**GOAL**
Copy every line of the records below where the word "такъ" occurs.

**EXERCISE MATERIALS**

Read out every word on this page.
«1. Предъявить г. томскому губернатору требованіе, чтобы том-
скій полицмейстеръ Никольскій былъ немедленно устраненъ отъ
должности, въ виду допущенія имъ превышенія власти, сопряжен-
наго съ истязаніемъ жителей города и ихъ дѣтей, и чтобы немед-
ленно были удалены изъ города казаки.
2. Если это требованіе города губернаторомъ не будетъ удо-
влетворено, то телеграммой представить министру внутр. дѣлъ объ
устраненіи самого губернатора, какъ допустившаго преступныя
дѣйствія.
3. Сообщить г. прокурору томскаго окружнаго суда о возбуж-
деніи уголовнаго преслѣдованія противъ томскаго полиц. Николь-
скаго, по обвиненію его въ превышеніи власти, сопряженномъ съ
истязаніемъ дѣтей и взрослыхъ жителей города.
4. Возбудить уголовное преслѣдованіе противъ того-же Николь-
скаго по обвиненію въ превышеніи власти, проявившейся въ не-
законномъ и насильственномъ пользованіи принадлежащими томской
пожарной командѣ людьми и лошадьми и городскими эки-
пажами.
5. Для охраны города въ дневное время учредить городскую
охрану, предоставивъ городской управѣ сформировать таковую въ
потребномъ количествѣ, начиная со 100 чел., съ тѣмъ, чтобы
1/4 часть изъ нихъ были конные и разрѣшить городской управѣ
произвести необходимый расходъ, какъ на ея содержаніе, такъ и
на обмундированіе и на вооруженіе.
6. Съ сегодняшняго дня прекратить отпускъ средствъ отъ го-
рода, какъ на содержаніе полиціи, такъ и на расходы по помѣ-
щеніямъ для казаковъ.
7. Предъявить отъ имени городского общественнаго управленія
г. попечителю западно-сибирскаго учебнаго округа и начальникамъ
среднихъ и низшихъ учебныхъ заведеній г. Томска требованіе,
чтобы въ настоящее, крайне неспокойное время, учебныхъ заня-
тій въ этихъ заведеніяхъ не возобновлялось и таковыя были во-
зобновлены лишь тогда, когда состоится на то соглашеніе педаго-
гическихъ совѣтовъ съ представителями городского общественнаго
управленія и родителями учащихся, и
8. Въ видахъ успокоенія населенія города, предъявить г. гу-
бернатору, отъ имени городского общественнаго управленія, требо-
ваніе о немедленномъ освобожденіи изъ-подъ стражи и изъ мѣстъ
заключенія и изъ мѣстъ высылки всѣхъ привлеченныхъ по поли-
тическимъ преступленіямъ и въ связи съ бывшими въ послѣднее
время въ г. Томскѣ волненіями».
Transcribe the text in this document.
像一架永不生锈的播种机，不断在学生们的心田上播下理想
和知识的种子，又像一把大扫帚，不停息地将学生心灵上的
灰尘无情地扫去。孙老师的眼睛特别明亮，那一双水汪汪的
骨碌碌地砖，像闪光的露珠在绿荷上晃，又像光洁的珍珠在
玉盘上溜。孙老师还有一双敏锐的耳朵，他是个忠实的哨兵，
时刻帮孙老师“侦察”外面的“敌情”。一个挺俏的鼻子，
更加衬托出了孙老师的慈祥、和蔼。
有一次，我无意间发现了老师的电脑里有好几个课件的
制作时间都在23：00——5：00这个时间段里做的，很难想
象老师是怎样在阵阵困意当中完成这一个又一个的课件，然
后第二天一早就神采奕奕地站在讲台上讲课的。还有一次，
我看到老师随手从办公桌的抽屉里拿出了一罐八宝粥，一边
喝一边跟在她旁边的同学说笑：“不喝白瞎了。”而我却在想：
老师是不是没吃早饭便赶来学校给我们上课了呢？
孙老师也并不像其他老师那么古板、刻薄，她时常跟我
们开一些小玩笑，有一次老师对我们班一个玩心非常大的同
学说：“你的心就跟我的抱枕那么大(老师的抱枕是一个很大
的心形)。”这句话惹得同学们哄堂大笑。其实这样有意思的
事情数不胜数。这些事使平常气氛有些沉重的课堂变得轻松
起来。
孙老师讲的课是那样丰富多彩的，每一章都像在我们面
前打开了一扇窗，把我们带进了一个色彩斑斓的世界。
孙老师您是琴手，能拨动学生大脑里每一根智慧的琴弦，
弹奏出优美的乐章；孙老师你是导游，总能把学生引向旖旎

**RESPONSE**
произвести необходимый расходъ, какъ на ея содержаніе, такъ и
рода, какъ на содержаніе полиціи, такъ и на расходы по помѣ-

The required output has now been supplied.